======== Extracted data
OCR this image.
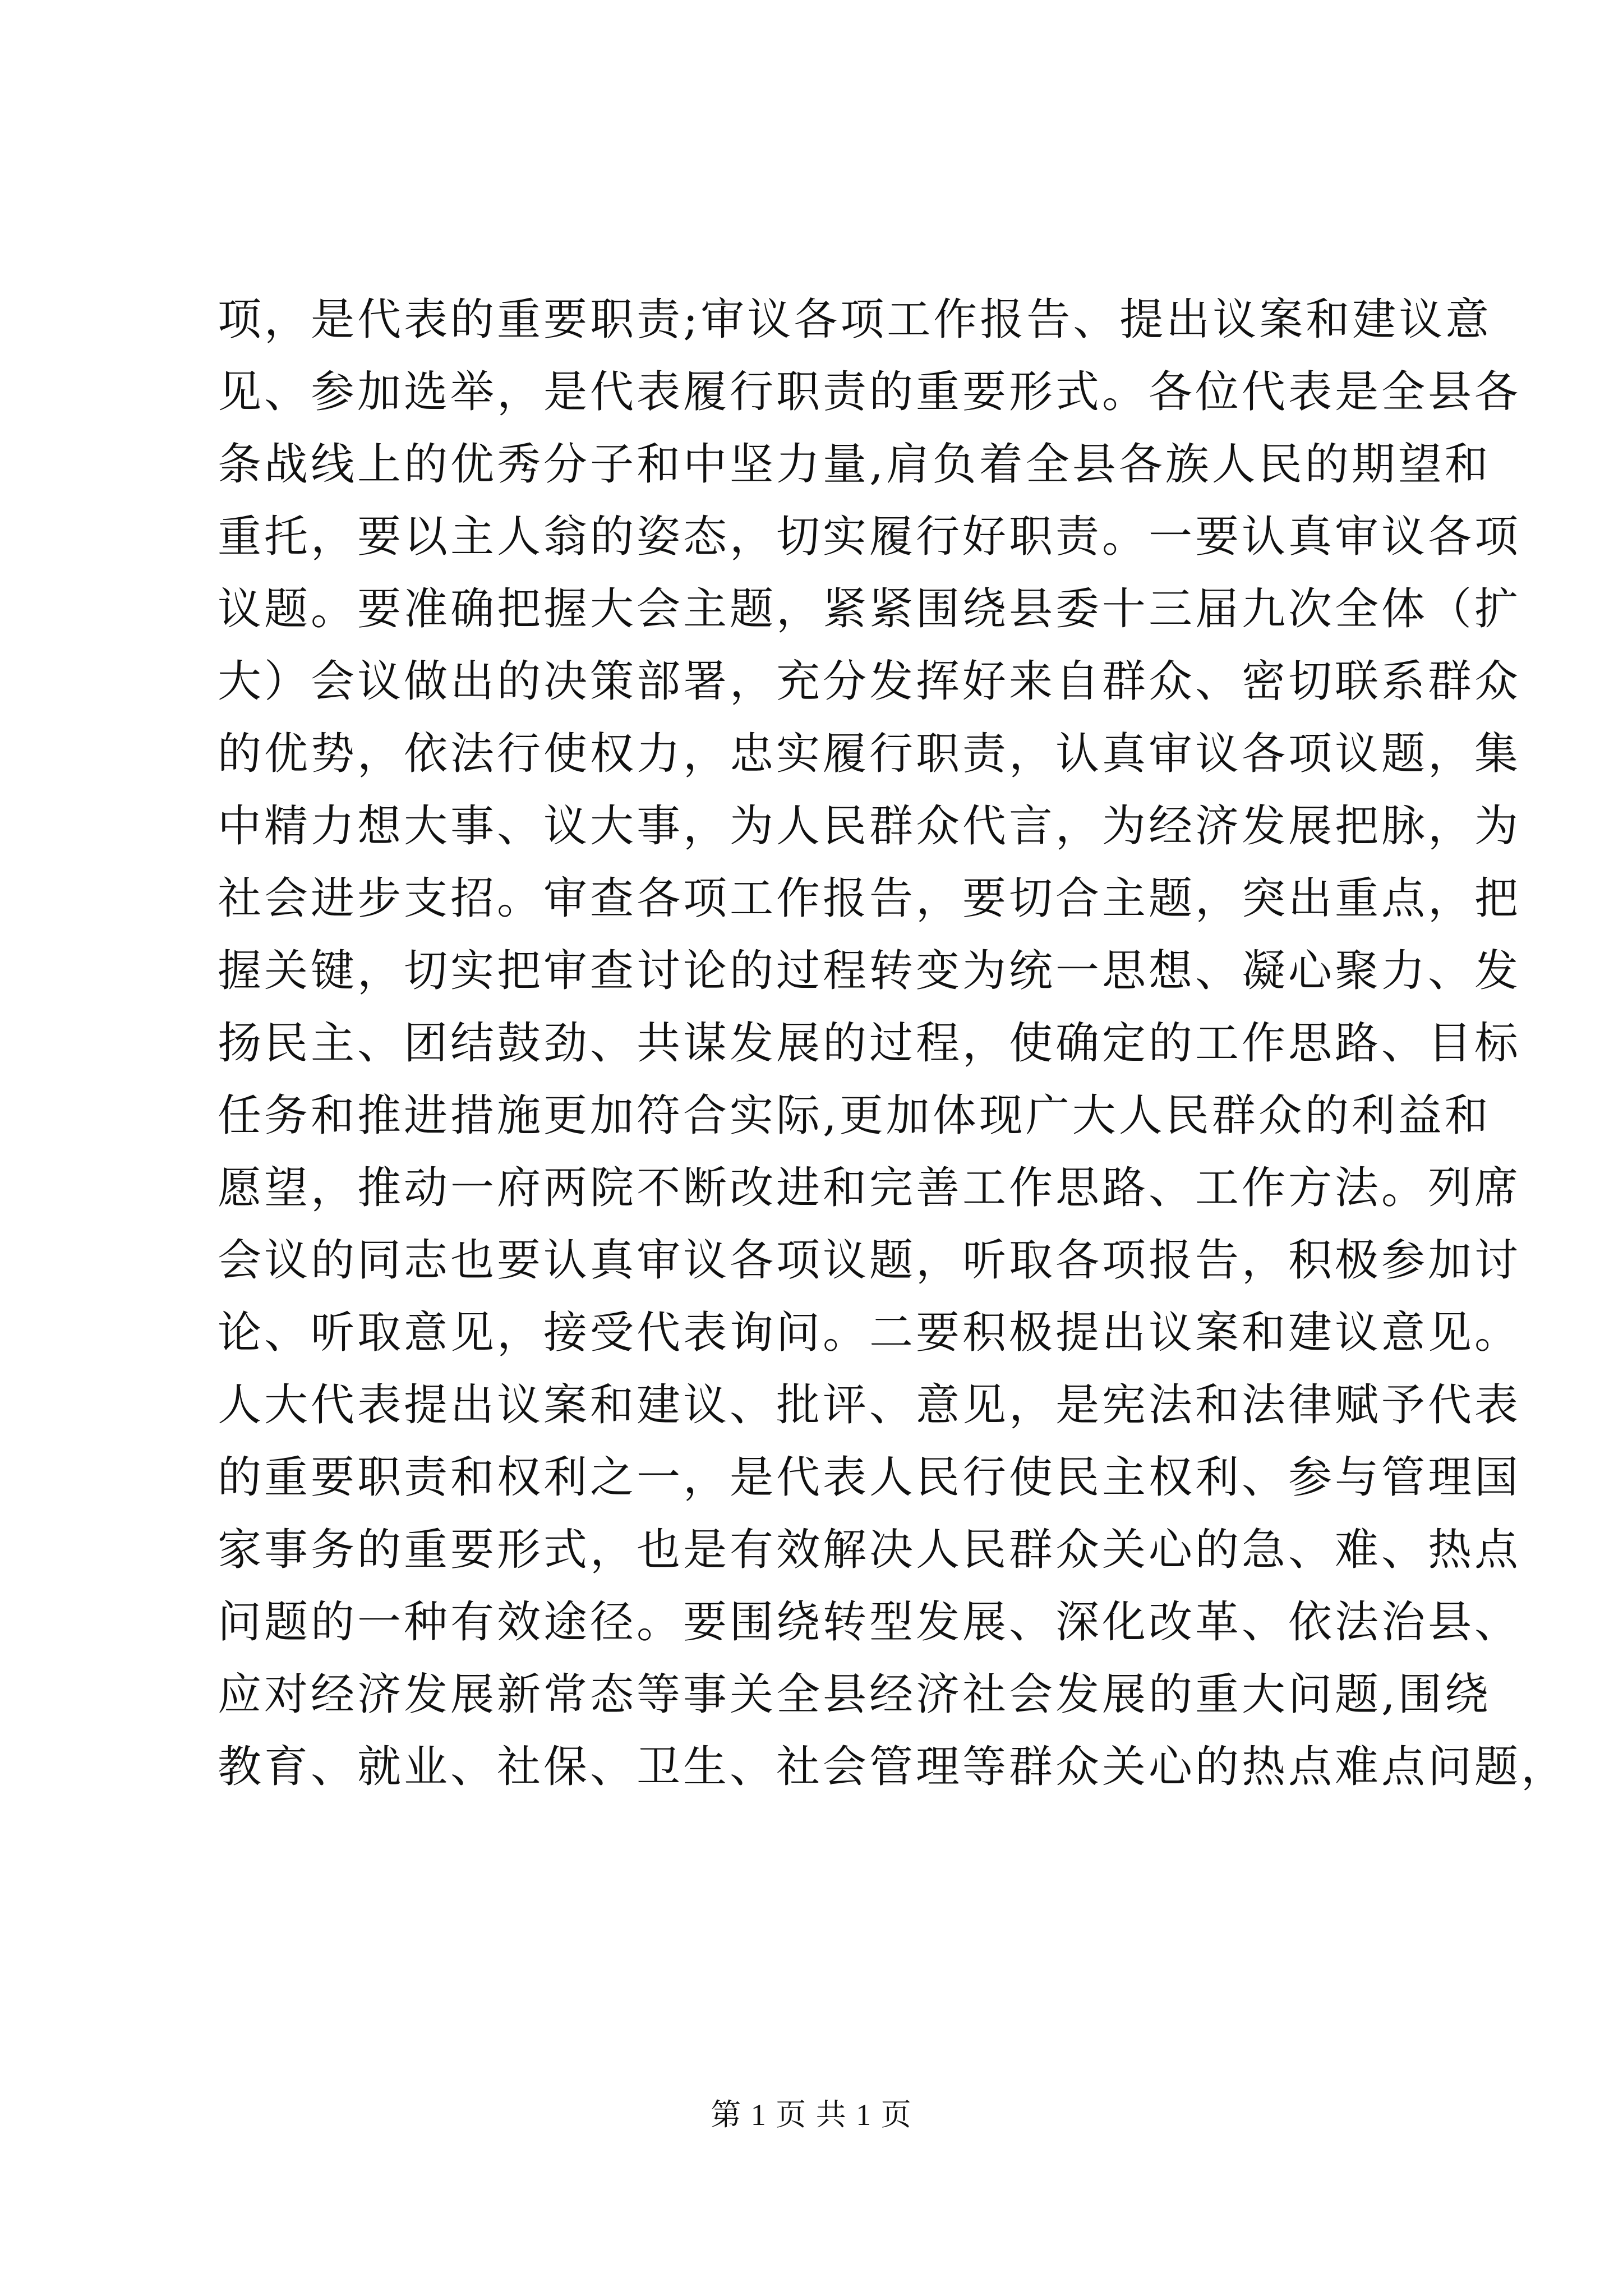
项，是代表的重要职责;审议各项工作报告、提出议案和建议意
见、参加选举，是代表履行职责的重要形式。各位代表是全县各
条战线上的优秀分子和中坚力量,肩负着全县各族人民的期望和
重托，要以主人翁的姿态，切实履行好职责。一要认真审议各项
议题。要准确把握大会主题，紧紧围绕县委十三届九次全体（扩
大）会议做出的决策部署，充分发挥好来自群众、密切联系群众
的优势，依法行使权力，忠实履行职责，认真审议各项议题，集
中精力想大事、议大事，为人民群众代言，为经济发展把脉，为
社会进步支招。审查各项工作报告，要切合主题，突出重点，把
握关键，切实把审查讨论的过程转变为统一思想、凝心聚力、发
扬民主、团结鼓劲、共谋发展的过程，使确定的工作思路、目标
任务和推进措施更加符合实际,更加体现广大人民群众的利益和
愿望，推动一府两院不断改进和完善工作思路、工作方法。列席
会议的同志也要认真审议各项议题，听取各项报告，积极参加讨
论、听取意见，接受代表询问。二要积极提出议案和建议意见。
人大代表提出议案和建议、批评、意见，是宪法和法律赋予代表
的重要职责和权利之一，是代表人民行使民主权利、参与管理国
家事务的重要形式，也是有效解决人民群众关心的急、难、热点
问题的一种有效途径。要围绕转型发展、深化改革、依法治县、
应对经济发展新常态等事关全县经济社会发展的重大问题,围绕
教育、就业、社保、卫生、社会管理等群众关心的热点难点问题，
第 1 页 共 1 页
================
======== Extracted data
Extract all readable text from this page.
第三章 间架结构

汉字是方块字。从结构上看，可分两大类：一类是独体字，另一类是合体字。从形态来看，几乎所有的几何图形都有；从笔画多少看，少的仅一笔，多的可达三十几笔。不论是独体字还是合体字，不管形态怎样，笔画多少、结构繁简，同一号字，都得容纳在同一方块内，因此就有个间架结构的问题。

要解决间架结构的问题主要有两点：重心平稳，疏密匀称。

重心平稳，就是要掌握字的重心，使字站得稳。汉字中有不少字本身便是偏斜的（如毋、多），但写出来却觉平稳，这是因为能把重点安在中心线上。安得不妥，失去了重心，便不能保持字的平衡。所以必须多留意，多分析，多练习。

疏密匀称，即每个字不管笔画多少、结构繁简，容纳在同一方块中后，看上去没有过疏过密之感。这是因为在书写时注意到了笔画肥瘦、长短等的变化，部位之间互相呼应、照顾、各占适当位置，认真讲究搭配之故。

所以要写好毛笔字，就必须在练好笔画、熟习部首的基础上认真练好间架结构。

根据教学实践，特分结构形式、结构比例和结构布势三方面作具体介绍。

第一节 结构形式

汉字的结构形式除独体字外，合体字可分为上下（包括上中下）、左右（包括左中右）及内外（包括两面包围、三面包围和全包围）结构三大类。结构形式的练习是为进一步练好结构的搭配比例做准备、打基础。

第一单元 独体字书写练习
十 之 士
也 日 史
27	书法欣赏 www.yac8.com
================
Go through the material and copy out every line with "this" in it.

Exercise response:
OCR this image.
Extract all readable text from this page.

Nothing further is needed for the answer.